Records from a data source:
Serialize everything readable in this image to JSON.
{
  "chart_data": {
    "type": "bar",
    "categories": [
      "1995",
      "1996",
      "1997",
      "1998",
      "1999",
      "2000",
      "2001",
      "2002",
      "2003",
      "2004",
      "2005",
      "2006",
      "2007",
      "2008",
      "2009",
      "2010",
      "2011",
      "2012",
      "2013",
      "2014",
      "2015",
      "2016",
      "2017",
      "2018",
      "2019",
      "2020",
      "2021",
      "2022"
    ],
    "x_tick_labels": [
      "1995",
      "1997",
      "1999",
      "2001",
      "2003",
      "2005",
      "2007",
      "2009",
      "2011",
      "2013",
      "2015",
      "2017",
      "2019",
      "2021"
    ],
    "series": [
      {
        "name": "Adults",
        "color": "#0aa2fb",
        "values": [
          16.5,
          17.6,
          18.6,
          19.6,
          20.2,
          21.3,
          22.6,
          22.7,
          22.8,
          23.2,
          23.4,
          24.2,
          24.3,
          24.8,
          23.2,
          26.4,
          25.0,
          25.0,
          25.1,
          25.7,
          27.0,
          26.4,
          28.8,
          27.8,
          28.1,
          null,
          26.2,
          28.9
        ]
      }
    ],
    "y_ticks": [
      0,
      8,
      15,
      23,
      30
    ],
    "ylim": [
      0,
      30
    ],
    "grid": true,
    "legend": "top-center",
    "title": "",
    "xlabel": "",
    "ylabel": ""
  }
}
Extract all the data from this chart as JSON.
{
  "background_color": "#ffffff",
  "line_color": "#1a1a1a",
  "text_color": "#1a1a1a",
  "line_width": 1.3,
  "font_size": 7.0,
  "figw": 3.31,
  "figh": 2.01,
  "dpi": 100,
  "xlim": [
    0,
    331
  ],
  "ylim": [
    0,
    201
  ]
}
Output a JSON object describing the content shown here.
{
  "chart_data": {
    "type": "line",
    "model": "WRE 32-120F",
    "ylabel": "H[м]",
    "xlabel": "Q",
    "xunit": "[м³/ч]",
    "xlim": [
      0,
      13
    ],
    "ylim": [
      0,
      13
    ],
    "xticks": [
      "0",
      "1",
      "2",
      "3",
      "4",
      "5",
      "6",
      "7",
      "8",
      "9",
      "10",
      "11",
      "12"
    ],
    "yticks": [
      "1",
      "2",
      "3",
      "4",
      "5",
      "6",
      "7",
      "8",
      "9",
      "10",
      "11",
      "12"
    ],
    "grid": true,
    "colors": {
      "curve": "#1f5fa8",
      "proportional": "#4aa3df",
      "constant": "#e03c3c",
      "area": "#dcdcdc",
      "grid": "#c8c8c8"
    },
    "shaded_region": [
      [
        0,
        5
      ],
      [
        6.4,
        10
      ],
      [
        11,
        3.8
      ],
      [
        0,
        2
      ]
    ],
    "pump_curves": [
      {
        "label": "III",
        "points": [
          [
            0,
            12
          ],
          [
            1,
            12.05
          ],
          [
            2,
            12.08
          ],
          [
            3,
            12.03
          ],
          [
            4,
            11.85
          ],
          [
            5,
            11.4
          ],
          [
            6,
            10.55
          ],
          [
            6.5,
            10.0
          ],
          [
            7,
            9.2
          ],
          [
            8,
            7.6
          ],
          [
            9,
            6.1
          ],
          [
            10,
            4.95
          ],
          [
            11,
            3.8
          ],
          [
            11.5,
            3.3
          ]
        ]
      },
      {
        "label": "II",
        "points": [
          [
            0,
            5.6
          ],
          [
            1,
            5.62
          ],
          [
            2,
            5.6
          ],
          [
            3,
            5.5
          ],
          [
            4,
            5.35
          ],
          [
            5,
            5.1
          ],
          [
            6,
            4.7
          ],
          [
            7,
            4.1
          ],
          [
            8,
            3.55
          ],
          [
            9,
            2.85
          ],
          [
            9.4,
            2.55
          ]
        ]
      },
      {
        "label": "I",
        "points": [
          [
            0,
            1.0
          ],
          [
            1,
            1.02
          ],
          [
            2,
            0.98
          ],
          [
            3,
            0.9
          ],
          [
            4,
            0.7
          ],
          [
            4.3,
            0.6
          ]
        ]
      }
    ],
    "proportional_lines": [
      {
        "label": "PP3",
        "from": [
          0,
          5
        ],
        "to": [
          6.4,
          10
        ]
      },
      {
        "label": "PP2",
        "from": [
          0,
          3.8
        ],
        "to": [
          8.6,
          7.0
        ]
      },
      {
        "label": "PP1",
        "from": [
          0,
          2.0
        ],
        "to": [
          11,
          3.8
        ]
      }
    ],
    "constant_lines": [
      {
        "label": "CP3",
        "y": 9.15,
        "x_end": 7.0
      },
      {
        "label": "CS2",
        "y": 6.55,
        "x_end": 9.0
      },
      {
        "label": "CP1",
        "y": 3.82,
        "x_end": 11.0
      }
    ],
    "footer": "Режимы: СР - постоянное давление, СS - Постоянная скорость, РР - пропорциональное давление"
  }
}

The problem: Pick out each line that holds the string "this".

The solution:
Serialize everything readable in this image to JSON.
Extract all the data from this chart as JSON.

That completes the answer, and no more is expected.